:: What is expected ::
Copy all the entries below exactly, but not the pictures.

:: Entries provided ::
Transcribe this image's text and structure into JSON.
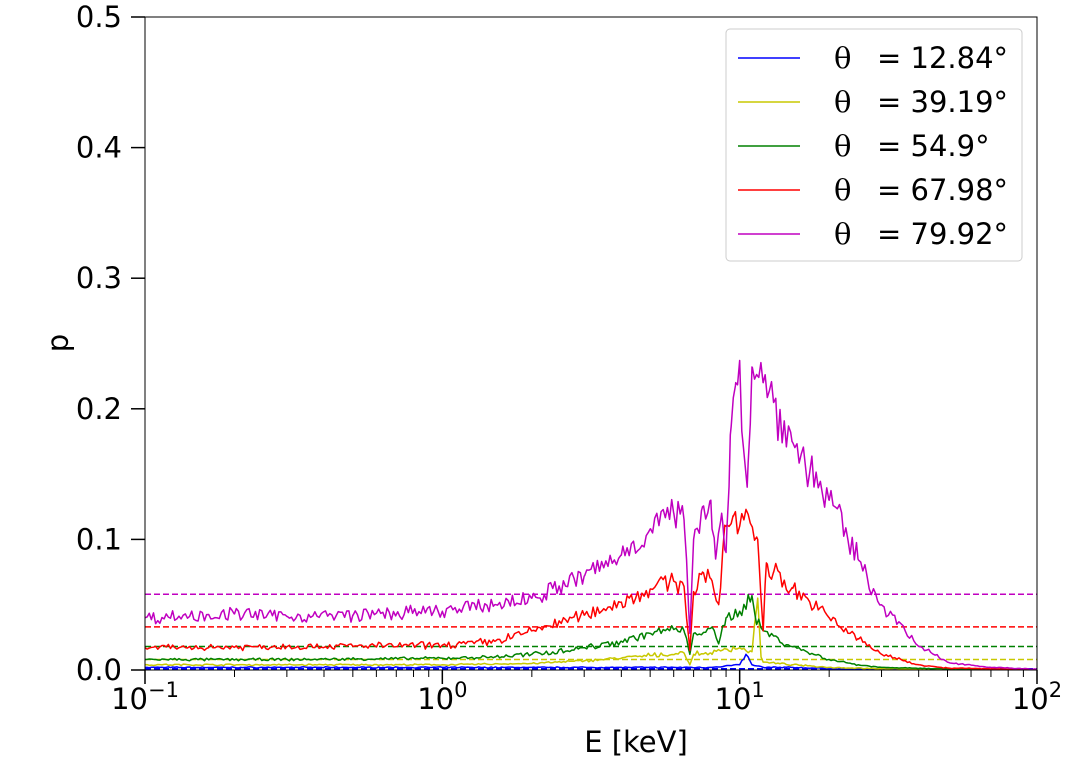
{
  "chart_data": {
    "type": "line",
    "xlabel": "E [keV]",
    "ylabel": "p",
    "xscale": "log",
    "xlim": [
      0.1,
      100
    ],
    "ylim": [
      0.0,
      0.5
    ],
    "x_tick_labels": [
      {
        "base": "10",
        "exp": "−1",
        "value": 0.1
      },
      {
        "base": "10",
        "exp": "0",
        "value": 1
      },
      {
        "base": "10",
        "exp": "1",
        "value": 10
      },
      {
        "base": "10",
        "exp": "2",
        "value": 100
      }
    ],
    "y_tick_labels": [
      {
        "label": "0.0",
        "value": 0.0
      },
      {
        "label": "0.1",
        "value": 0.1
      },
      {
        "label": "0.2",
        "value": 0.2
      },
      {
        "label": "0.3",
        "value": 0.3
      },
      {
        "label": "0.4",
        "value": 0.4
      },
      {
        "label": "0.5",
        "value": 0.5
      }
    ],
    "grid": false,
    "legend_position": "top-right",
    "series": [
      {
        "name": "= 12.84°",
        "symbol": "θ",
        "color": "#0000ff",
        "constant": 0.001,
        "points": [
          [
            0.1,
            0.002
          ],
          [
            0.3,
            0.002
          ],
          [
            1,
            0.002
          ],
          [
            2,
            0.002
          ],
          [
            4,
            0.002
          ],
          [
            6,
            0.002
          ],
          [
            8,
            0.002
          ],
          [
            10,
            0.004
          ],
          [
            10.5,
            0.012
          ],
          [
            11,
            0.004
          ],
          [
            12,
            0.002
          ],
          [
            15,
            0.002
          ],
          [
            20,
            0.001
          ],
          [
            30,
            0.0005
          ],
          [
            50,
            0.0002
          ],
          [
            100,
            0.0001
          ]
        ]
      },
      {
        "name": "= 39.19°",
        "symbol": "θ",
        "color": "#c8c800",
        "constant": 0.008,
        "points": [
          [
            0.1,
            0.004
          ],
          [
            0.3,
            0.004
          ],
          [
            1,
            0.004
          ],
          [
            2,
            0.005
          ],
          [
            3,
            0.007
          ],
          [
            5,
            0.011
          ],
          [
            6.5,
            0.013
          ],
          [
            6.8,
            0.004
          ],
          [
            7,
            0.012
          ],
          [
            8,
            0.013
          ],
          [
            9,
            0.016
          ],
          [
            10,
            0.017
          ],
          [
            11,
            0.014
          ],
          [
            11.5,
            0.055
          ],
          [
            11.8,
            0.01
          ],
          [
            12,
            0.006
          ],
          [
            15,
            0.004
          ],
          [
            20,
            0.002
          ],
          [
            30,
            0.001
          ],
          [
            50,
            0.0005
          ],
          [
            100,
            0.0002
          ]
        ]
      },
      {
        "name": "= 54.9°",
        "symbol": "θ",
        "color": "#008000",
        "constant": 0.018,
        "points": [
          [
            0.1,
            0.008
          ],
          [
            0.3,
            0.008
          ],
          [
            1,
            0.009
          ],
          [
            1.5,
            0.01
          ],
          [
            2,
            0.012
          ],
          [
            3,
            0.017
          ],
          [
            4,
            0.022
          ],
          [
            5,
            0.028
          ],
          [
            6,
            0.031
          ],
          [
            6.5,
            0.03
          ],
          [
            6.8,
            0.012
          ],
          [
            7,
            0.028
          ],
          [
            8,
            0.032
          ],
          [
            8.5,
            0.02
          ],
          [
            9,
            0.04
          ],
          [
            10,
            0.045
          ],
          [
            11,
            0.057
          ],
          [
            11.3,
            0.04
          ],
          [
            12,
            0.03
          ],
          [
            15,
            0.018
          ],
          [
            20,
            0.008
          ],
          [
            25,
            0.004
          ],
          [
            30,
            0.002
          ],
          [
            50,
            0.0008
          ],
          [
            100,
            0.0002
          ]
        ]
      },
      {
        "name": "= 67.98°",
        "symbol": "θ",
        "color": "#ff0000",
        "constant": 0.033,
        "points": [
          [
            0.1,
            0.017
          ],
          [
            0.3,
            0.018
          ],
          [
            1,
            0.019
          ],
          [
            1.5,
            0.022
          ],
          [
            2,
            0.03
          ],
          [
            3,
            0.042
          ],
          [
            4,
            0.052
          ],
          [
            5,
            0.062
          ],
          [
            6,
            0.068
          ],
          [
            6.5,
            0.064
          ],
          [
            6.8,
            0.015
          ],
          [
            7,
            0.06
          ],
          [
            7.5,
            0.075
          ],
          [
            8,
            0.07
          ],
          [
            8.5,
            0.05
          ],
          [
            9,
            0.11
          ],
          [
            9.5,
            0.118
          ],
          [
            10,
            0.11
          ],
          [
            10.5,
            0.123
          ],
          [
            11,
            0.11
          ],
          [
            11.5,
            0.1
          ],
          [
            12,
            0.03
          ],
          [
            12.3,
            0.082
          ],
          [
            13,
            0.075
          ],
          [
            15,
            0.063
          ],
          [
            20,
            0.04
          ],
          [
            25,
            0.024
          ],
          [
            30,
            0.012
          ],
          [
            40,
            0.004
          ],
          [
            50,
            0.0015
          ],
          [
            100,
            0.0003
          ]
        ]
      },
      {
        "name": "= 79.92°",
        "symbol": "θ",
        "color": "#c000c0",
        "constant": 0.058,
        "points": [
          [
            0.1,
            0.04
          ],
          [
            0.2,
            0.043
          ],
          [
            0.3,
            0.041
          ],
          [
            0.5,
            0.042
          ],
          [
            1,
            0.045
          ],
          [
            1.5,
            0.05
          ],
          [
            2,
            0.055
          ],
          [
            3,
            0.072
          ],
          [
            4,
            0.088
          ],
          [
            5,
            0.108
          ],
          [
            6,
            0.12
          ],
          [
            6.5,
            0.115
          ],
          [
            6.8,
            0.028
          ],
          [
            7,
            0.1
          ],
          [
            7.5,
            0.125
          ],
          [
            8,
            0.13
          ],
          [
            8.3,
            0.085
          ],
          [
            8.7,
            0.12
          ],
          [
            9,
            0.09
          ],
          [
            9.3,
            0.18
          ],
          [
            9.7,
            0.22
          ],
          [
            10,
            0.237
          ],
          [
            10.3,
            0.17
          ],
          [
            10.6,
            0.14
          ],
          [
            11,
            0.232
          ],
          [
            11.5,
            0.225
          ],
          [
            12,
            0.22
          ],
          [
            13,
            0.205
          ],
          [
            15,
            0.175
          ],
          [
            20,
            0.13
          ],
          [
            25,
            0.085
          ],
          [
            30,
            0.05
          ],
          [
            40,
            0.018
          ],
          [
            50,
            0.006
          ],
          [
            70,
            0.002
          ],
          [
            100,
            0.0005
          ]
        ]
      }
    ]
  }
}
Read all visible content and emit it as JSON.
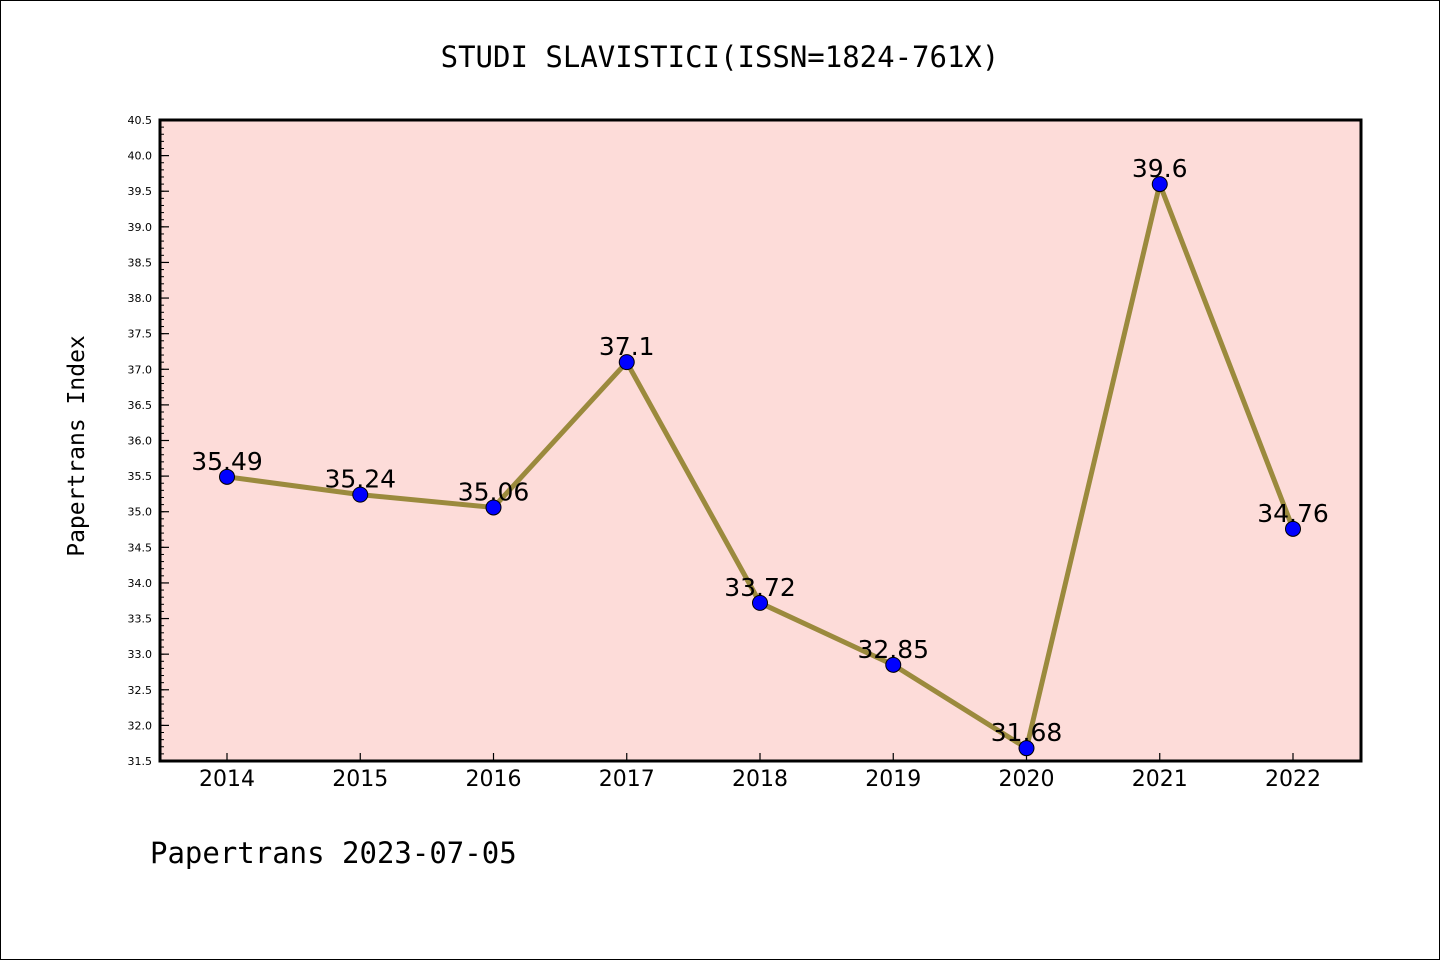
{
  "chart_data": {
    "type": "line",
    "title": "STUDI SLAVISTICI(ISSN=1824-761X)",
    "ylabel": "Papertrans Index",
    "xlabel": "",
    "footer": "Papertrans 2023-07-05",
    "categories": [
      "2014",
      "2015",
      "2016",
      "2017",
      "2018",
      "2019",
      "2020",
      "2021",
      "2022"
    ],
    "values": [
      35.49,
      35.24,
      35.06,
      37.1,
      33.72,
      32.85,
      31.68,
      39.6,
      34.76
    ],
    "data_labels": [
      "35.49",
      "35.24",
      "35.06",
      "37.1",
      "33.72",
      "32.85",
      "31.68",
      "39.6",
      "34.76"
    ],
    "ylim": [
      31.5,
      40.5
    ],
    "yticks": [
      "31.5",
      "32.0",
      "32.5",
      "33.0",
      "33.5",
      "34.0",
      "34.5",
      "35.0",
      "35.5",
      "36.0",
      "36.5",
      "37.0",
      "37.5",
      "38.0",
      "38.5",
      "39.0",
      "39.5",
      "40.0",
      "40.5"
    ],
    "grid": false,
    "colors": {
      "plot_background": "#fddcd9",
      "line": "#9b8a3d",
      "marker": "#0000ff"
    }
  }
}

:: Solution to this exercise ::
Transcribe this image's text and structure into JSON.
{
  "chart_data": {
    "type": "line",
    "xlabel": "E [keV]",
    "ylabel": "p",
    "xscale": "log",
    "xlim": [
      0.1,
      100
    ],
    "ylim": [
      0.0,
      0.5
    ],
    "x_tick_labels": [
      {
        "base": "10",
        "exp": "−1",
        "value": 0.1
      },
      {
        "base": "10",
        "exp": "0",
        "value": 1
      },
      {
        "base": "10",
        "exp": "1",
        "value": 10
      },
      {
        "base": "10",
        "exp": "2",
        "value": 100
      }
    ],
    "y_tick_labels": [
      {
        "label": "0.0",
        "value": 0.0
      },
      {
        "label": "0.1",
        "value": 0.1
      },
      {
        "label": "0.2",
        "value": 0.2
      },
      {
        "label": "0.3",
        "value": 0.3
      },
      {
        "label": "0.4",
        "value": 0.4
      },
      {
        "label": "0.5",
        "value": 0.5
      }
    ],
    "grid": false,
    "legend_position": "top-right",
    "series": [
      {
        "name": "= 12.84°",
        "symbol": "θ",
        "color": "#0000ff",
        "constant": 0.001,
        "points": [
          [
            0.1,
            0.002
          ],
          [
            0.3,
            0.002
          ],
          [
            1,
            0.002
          ],
          [
            2,
            0.002
          ],
          [
            4,
            0.002
          ],
          [
            6,
            0.002
          ],
          [
            8,
            0.002
          ],
          [
            10,
            0.004
          ],
          [
            10.5,
            0.012
          ],
          [
            11,
            0.004
          ],
          [
            12,
            0.002
          ],
          [
            15,
            0.002
          ],
          [
            20,
            0.001
          ],
          [
            30,
            0.0005
          ],
          [
            50,
            0.0002
          ],
          [
            100,
            0.0001
          ]
        ]
      },
      {
        "name": "= 39.19°",
        "symbol": "θ",
        "color": "#c8c800",
        "constant": 0.008,
        "points": [
          [
            0.1,
            0.004
          ],
          [
            0.3,
            0.004
          ],
          [
            1,
            0.004
          ],
          [
            2,
            0.005
          ],
          [
            3,
            0.007
          ],
          [
            5,
            0.011
          ],
          [
            6.5,
            0.013
          ],
          [
            6.8,
            0.004
          ],
          [
            7,
            0.012
          ],
          [
            8,
            0.013
          ],
          [
            9,
            0.016
          ],
          [
            10,
            0.017
          ],
          [
            11,
            0.014
          ],
          [
            11.5,
            0.055
          ],
          [
            11.8,
            0.01
          ],
          [
            12,
            0.006
          ],
          [
            15,
            0.004
          ],
          [
            20,
            0.002
          ],
          [
            30,
            0.001
          ],
          [
            50,
            0.0005
          ],
          [
            100,
            0.0002
          ]
        ]
      },
      {
        "name": "= 54.9°",
        "symbol": "θ",
        "color": "#008000",
        "constant": 0.018,
        "points": [
          [
            0.1,
            0.008
          ],
          [
            0.3,
            0.008
          ],
          [
            1,
            0.009
          ],
          [
            1.5,
            0.01
          ],
          [
            2,
            0.012
          ],
          [
            3,
            0.017
          ],
          [
            4,
            0.022
          ],
          [
            5,
            0.028
          ],
          [
            6,
            0.031
          ],
          [
            6.5,
            0.03
          ],
          [
            6.8,
            0.012
          ],
          [
            7,
            0.028
          ],
          [
            8,
            0.032
          ],
          [
            8.5,
            0.02
          ],
          [
            9,
            0.04
          ],
          [
            10,
            0.045
          ],
          [
            11,
            0.057
          ],
          [
            11.3,
            0.04
          ],
          [
            12,
            0.03
          ],
          [
            15,
            0.018
          ],
          [
            20,
            0.008
          ],
          [
            25,
            0.004
          ],
          [
            30,
            0.002
          ],
          [
            50,
            0.0008
          ],
          [
            100,
            0.0002
          ]
        ]
      },
      {
        "name": "= 67.98°",
        "symbol": "θ",
        "color": "#ff0000",
        "constant": 0.033,
        "points": [
          [
            0.1,
            0.017
          ],
          [
            0.3,
            0.018
          ],
          [
            1,
            0.019
          ],
          [
            1.5,
            0.022
          ],
          [
            2,
            0.03
          ],
          [
            3,
            0.042
          ],
          [
            4,
            0.052
          ],
          [
            5,
            0.062
          ],
          [
            6,
            0.068
          ],
          [
            6.5,
            0.064
          ],
          [
            6.8,
            0.015
          ],
          [
            7,
            0.06
          ],
          [
            7.5,
            0.075
          ],
          [
            8,
            0.07
          ],
          [
            8.5,
            0.05
          ],
          [
            9,
            0.11
          ],
          [
            9.5,
            0.118
          ],
          [
            10,
            0.11
          ],
          [
            10.5,
            0.123
          ],
          [
            11,
            0.11
          ],
          [
            11.5,
            0.1
          ],
          [
            12,
            0.03
          ],
          [
            12.3,
            0.082
          ],
          [
            13,
            0.075
          ],
          [
            15,
            0.063
          ],
          [
            20,
            0.04
          ],
          [
            25,
            0.024
          ],
          [
            30,
            0.012
          ],
          [
            40,
            0.004
          ],
          [
            50,
            0.0015
          ],
          [
            100,
            0.0003
          ]
        ]
      },
      {
        "name": "= 79.92°",
        "symbol": "θ",
        "color": "#c000c0",
        "constant": 0.058,
        "points": [
          [
            0.1,
            0.04
          ],
          [
            0.2,
            0.043
          ],
          [
            0.3,
            0.041
          ],
          [
            0.5,
            0.042
          ],
          [
            1,
            0.045
          ],
          [
            1.5,
            0.05
          ],
          [
            2,
            0.055
          ],
          [
            3,
            0.072
          ],
          [
            4,
            0.088
          ],
          [
            5,
            0.108
          ],
          [
            6,
            0.12
          ],
          [
            6.5,
            0.115
          ],
          [
            6.8,
            0.028
          ],
          [
            7,
            0.1
          ],
          [
            7.5,
            0.125
          ],
          [
            8,
            0.13
          ],
          [
            8.3,
            0.085
          ],
          [
            8.7,
            0.12
          ],
          [
            9,
            0.09
          ],
          [
            9.3,
            0.18
          ],
          [
            9.7,
            0.22
          ],
          [
            10,
            0.237
          ],
          [
            10.3,
            0.17
          ],
          [
            10.6,
            0.14
          ],
          [
            11,
            0.232
          ],
          [
            11.5,
            0.225
          ],
          [
            12,
            0.22
          ],
          [
            13,
            0.205
          ],
          [
            15,
            0.175
          ],
          [
            20,
            0.13
          ],
          [
            25,
            0.085
          ],
          [
            30,
            0.05
          ],
          [
            40,
            0.018
          ],
          [
            50,
            0.006
          ],
          [
            70,
            0.002
          ],
          [
            100,
            0.0005
          ]
        ]
      }
    ]
  }
}
Read all visible content and emit it as JSON.
{
  "chart_data": {
    "type": "line",
    "title": "STUDI SLAVISTICI(ISSN=1824-761X)",
    "ylabel": "Papertrans Index",
    "xlabel": "",
    "footer": "Papertrans 2023-07-05",
    "categories": [
      "2014",
      "2015",
      "2016",
      "2017",
      "2018",
      "2019",
      "2020",
      "2021",
      "2022"
    ],
    "values": [
      35.49,
      35.24,
      35.06,
      37.1,
      33.72,
      32.85,
      31.68,
      39.6,
      34.76
    ],
    "data_labels": [
      "35.49",
      "35.24",
      "35.06",
      "37.1",
      "33.72",
      "32.85",
      "31.68",
      "39.6",
      "34.76"
    ],
    "ylim": [
      31.5,
      40.5
    ],
    "yticks": [
      "31.5",
      "32.0",
      "32.5",
      "33.0",
      "33.5",
      "34.0",
      "34.5",
      "35.0",
      "35.5",
      "36.0",
      "36.5",
      "37.0",
      "37.5",
      "38.0",
      "38.5",
      "39.0",
      "39.5",
      "40.0",
      "40.5"
    ],
    "grid": false,
    "colors": {
      "plot_background": "#fddcd9",
      "line": "#9b8a3d",
      "marker": "#0000ff"
    }
  }
}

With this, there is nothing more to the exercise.